Exercise: Select the lines below containing the word "lief".

Stored items from a collection:
------------------------------------------------------------------------

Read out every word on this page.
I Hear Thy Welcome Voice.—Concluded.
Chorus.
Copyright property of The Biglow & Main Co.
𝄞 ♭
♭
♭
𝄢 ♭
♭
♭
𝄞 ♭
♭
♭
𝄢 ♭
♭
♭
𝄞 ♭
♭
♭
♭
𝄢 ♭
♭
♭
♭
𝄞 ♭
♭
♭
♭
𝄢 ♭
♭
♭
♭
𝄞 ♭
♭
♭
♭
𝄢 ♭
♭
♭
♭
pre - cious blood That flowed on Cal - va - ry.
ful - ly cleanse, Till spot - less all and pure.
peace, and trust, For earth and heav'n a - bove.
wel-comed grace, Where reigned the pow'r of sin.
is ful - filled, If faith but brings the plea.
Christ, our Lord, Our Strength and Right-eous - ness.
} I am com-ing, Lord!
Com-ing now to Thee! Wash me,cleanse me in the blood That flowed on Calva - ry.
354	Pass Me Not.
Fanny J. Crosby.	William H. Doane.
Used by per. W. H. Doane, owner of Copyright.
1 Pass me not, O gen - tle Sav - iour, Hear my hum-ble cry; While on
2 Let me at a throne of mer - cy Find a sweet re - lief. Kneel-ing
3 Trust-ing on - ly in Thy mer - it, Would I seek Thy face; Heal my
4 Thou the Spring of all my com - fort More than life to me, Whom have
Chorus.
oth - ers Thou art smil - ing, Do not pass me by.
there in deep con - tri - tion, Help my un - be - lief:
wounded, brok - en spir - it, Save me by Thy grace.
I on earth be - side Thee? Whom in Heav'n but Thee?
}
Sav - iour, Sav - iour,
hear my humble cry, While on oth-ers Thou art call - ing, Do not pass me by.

------------------------------------------------------------------------

Full solution:
2 Let me at a throne of mer - cy Find a sweet re - lief. Kneel-ing
there in deep con - tri - tion, Help my un - be - lief:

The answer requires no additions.